Given request
Reproduce the lines of the material exactly, excluding every image.

— BEGIN Dataset entries —

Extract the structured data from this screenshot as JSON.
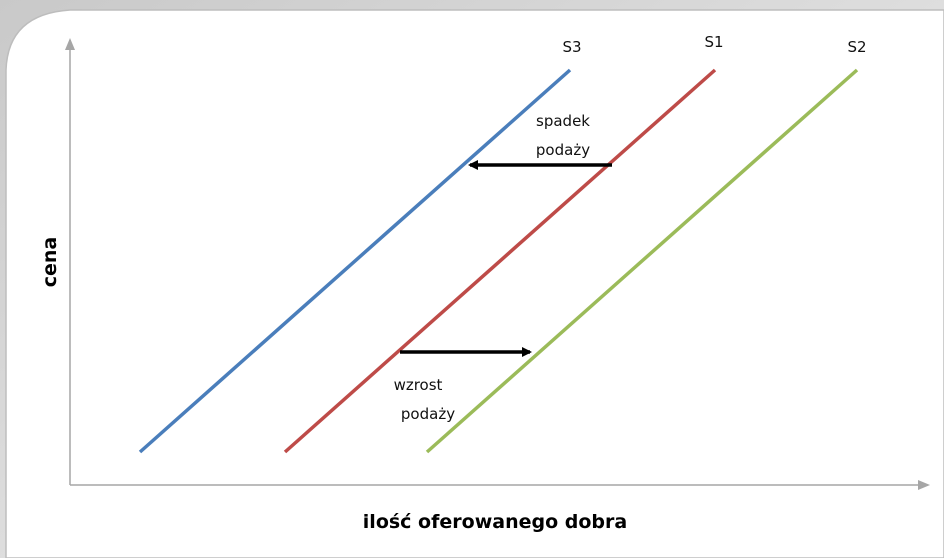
{
  "curves": [
    {
      "label": "S3"
    },
    {
      "label": "S1"
    },
    {
      "label": "S2"
    }
  ],
  "annotations": [
    {
      "lines": [
        "spadek",
        "podaży"
      ]
    },
    {
      "lines": [
        "wzrost",
        "podaży"
      ]
    }
  ],
  "axes": {
    "y_label": "cena",
    "x_label": "ilość oferowanego dobra"
  }
}
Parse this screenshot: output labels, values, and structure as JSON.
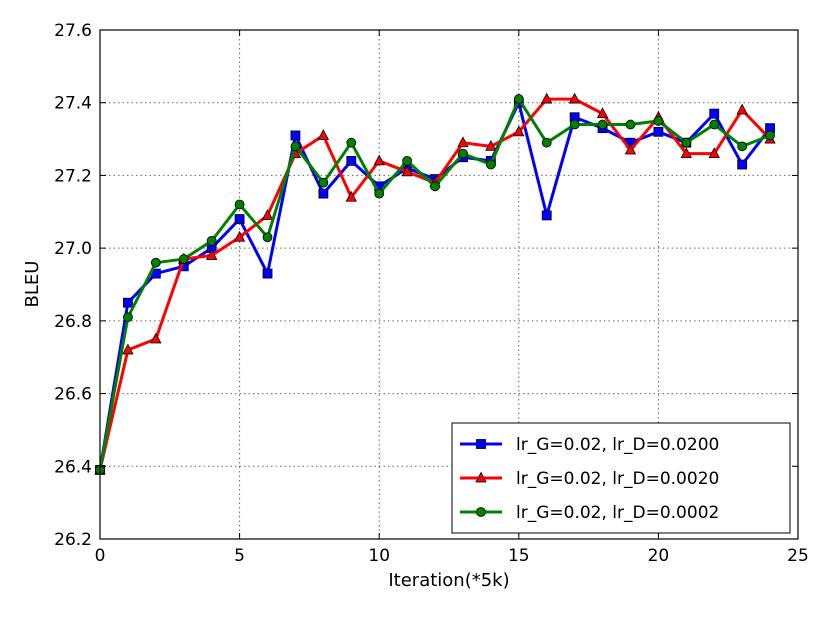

— END Dataset entries —

Correct output
Extract the structured data from this screenshot as JSON.
{
  "curves": [
    {
      "label": "S3"
    },
    {
      "label": "S1"
    },
    {
      "label": "S2"
    }
  ],
  "annotations": [
    {
      "lines": [
        "spadek",
        "podaży"
      ]
    },
    {
      "lines": [
        "wzrost",
        "podaży"
      ]
    }
  ],
  "axes": {
    "y_label": "cena",
    "x_label": "ilość oferowanego dobra"
  }
}
Parse this screenshot: output labels, values, and structure as JSON.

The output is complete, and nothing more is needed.